-- What the task requires --
Read the data and repeat all of it exactly.

# start of Supplied data

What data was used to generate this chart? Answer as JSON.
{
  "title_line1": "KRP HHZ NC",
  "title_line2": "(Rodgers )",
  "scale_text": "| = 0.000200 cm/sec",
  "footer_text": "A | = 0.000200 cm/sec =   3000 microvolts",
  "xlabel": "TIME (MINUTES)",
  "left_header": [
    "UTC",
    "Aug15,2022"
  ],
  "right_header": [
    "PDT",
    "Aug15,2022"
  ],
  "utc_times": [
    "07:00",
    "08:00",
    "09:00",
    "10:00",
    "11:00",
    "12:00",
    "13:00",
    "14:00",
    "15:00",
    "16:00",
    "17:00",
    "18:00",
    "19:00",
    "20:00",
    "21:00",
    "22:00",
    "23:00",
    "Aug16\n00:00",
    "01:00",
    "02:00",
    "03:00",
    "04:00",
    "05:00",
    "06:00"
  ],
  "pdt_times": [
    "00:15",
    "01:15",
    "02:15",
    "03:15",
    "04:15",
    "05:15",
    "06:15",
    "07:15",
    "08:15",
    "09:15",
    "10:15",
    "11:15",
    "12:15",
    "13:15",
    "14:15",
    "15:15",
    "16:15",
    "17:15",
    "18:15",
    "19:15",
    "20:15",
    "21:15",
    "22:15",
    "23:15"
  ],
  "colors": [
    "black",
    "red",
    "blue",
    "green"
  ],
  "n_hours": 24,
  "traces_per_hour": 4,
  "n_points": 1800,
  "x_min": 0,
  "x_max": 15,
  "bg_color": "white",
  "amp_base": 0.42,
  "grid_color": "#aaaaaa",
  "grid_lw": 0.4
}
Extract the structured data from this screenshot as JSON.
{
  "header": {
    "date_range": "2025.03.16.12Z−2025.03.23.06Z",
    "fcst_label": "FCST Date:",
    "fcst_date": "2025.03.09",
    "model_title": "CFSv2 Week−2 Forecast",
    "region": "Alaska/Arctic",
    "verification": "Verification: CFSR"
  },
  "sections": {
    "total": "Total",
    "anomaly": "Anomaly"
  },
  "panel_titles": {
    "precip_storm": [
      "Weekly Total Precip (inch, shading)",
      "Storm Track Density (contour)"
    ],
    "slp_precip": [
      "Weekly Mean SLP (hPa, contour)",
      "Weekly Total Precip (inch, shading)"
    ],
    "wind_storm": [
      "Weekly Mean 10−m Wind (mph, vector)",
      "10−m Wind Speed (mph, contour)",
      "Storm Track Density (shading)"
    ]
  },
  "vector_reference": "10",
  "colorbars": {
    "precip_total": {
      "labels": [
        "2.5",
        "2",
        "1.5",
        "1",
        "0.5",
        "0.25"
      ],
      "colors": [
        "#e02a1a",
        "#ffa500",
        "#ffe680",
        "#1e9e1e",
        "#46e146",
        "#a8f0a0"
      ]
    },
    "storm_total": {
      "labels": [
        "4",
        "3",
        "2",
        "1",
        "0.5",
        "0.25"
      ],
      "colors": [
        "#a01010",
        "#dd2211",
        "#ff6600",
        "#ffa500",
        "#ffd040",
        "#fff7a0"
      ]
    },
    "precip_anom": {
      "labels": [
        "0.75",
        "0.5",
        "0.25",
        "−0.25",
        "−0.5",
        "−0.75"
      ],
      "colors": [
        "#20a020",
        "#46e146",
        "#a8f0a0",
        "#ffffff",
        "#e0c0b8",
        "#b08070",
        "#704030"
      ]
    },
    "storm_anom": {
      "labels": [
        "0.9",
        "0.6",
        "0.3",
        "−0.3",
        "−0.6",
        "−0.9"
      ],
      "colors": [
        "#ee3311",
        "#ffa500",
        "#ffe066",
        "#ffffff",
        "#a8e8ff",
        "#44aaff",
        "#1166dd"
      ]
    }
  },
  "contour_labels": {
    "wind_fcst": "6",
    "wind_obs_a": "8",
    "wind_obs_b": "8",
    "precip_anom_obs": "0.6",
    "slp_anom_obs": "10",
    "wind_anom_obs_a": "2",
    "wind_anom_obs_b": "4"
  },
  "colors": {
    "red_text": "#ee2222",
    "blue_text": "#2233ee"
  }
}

# end of Supplied data

-- Output of the task --
What data was used to generate this chart? Answer as JSON.
{
  "title_line1": "KRP HHZ NC",
  "title_line2": "(Rodgers )",
  "scale_text": "| = 0.000200 cm/sec",
  "footer_text": "A | = 0.000200 cm/sec =   3000 microvolts",
  "xlabel": "TIME (MINUTES)",
  "left_header": [
    "UTC",
    "Aug15,2022"
  ],
  "right_header": [
    "PDT",
    "Aug15,2022"
  ],
  "utc_times": [
    "07:00",
    "08:00",
    "09:00",
    "10:00",
    "11:00",
    "12:00",
    "13:00",
    "14:00",
    "15:00",
    "16:00",
    "17:00",
    "18:00",
    "19:00",
    "20:00",
    "21:00",
    "22:00",
    "23:00",
    "Aug16\n00:00",
    "01:00",
    "02:00",
    "03:00",
    "04:00",
    "05:00",
    "06:00"
  ],
  "pdt_times": [
    "00:15",
    "01:15",
    "02:15",
    "03:15",
    "04:15",
    "05:15",
    "06:15",
    "07:15",
    "08:15",
    "09:15",
    "10:15",
    "11:15",
    "12:15",
    "13:15",
    "14:15",
    "15:15",
    "16:15",
    "17:15",
    "18:15",
    "19:15",
    "20:15",
    "21:15",
    "22:15",
    "23:15"
  ],
  "colors": [
    "black",
    "red",
    "blue",
    "green"
  ],
  "n_hours": 24,
  "traces_per_hour": 4,
  "n_points": 1800,
  "x_min": 0,
  "x_max": 15,
  "bg_color": "white",
  "amp_base": 0.42,
  "grid_color": "#aaaaaa",
  "grid_lw": 0.4
}
Extract the structured data from this screenshot as JSON.
{
  "header": {
    "date_range": "2025.03.16.12Z−2025.03.23.06Z",
    "fcst_label": "FCST Date:",
    "fcst_date": "2025.03.09",
    "model_title": "CFSv2 Week−2 Forecast",
    "region": "Alaska/Arctic",
    "verification": "Verification: CFSR"
  },
  "sections": {
    "total": "Total",
    "anomaly": "Anomaly"
  },
  "panel_titles": {
    "precip_storm": [
      "Weekly Total Precip (inch, shading)",
      "Storm Track Density (contour)"
    ],
    "slp_precip": [
      "Weekly Mean SLP (hPa, contour)",
      "Weekly Total Precip (inch, shading)"
    ],
    "wind_storm": [
      "Weekly Mean 10−m Wind (mph, vector)",
      "10−m Wind Speed (mph, contour)",
      "Storm Track Density (shading)"
    ]
  },
  "vector_reference": "10",
  "colorbars": {
    "precip_total": {
      "labels": [
        "2.5",
        "2",
        "1.5",
        "1",
        "0.5",
        "0.25"
      ],
      "colors": [
        "#e02a1a",
        "#ffa500",
        "#ffe680",
        "#1e9e1e",
        "#46e146",
        "#a8f0a0"
      ]
    },
    "storm_total": {
      "labels": [
        "4",
        "3",
        "2",
        "1",
        "0.5",
        "0.25"
      ],
      "colors": [
        "#a01010",
        "#dd2211",
        "#ff6600",
        "#ffa500",
        "#ffd040",
        "#fff7a0"
      ]
    },
    "precip_anom": {
      "labels": [
        "0.75",
        "0.5",
        "0.25",
        "−0.25",
        "−0.5",
        "−0.75"
      ],
      "colors": [
        "#20a020",
        "#46e146",
        "#a8f0a0",
        "#ffffff",
        "#e0c0b8",
        "#b08070",
        "#704030"
      ]
    },
    "storm_anom": {
      "labels": [
        "0.9",
        "0.6",
        "0.3",
        "−0.3",
        "−0.6",
        "−0.9"
      ],
      "colors": [
        "#ee3311",
        "#ffa500",
        "#ffe066",
        "#ffffff",
        "#a8e8ff",
        "#44aaff",
        "#1166dd"
      ]
    }
  },
  "contour_labels": {
    "wind_fcst": "6",
    "wind_obs_a": "8",
    "wind_obs_b": "8",
    "precip_anom_obs": "0.6",
    "slp_anom_obs": "10",
    "wind_anom_obs_a": "2",
    "wind_anom_obs_b": "4"
  },
  "colors": {
    "red_text": "#ee2222",
    "blue_text": "#2233ee"
  }
}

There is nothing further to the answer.